• _The exercise_
Repeat every record below exactly, omitting any pictures.

• _Supplied information_
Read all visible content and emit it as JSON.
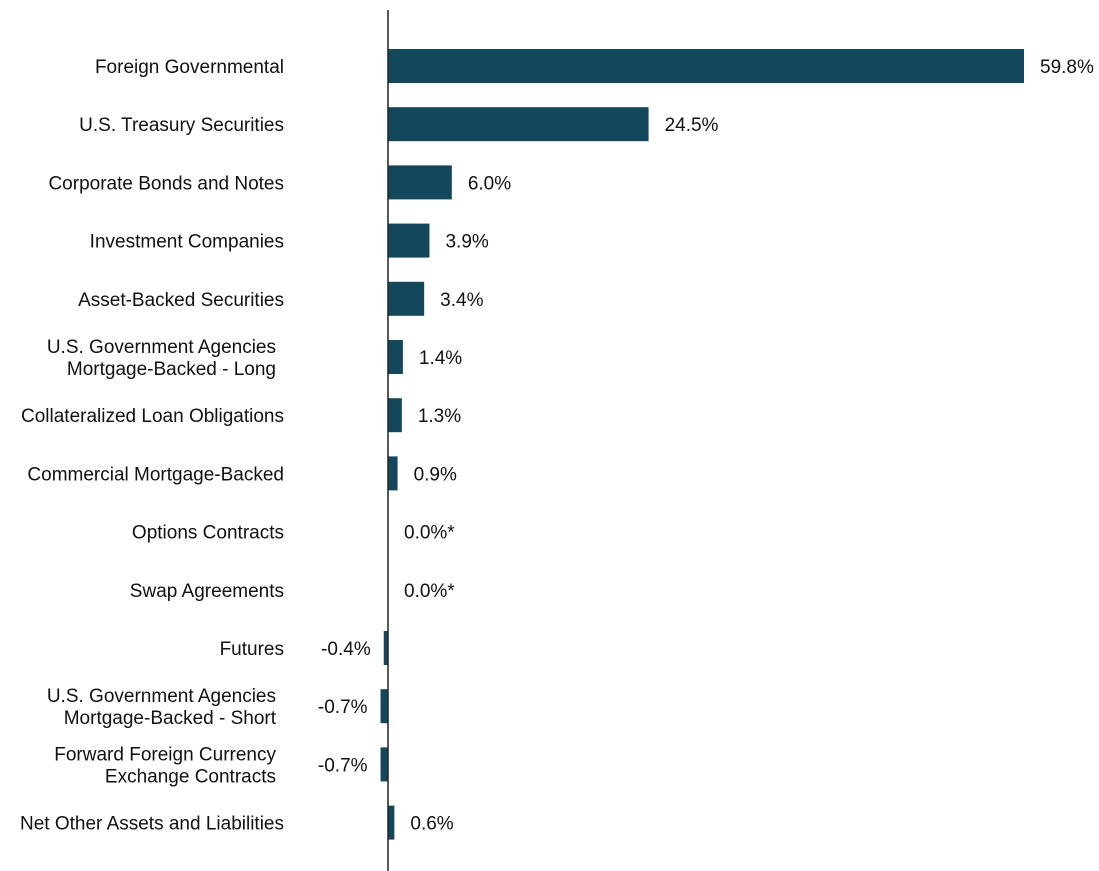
{
  "chart_data": {
    "type": "bar",
    "orientation": "horizontal",
    "title": "",
    "xlabel": "",
    "ylabel": "",
    "bar_color": "#12475c",
    "grid": false,
    "xlim": [
      -1.5,
      59.8
    ],
    "categories": [
      [
        "Foreign Governmental"
      ],
      [
        "U.S. Treasury Securities"
      ],
      [
        "Corporate Bonds and Notes"
      ],
      [
        "Investment Companies"
      ],
      [
        "Asset-Backed Securities"
      ],
      [
        "U.S. Government Agencies",
        "Mortgage-Backed - Long"
      ],
      [
        "Collateralized Loan Obligations"
      ],
      [
        "Commercial Mortgage-Backed"
      ],
      [
        "Options Contracts"
      ],
      [
        "Swap Agreements"
      ],
      [
        "Futures"
      ],
      [
        "U.S. Government Agencies",
        "Mortgage-Backed - Short"
      ],
      [
        "Forward Foreign Currency",
        "Exchange Contracts"
      ],
      [
        "Net Other Assets and Liabilities"
      ]
    ],
    "values": [
      59.8,
      24.5,
      6.0,
      3.9,
      3.4,
      1.4,
      1.3,
      0.9,
      0.0,
      0.0,
      -0.4,
      -0.7,
      -0.7,
      0.6
    ],
    "value_labels": [
      "59.8%",
      "24.5%",
      "6.0%",
      "3.9%",
      "3.4%",
      "1.4%",
      "1.3%",
      "0.9%",
      "0.0%*",
      "0.0%*",
      "-0.4%",
      "-0.7%",
      "-0.7%",
      "0.6%"
    ]
  }
}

• _Output for this task_
Read all visible content and emit it as JSON.
{
  "chart_data": {
    "type": "bar",
    "orientation": "horizontal",
    "title": "",
    "xlabel": "",
    "ylabel": "",
    "bar_color": "#12475c",
    "grid": false,
    "xlim": [
      -1.5,
      59.8
    ],
    "categories": [
      [
        "Foreign Governmental"
      ],
      [
        "U.S. Treasury Securities"
      ],
      [
        "Corporate Bonds and Notes"
      ],
      [
        "Investment Companies"
      ],
      [
        "Asset-Backed Securities"
      ],
      [
        "U.S. Government Agencies",
        "Mortgage-Backed - Long"
      ],
      [
        "Collateralized Loan Obligations"
      ],
      [
        "Commercial Mortgage-Backed"
      ],
      [
        "Options Contracts"
      ],
      [
        "Swap Agreements"
      ],
      [
        "Futures"
      ],
      [
        "U.S. Government Agencies",
        "Mortgage-Backed - Short"
      ],
      [
        "Forward Foreign Currency",
        "Exchange Contracts"
      ],
      [
        "Net Other Assets and Liabilities"
      ]
    ],
    "values": [
      59.8,
      24.5,
      6.0,
      3.9,
      3.4,
      1.4,
      1.3,
      0.9,
      0.0,
      0.0,
      -0.4,
      -0.7,
      -0.7,
      0.6
    ],
    "value_labels": [
      "59.8%",
      "24.5%",
      "6.0%",
      "3.9%",
      "3.4%",
      "1.4%",
      "1.3%",
      "0.9%",
      "0.0%*",
      "0.0%*",
      "-0.4%",
      "-0.7%",
      "-0.7%",
      "0.6%"
    ]
  }
}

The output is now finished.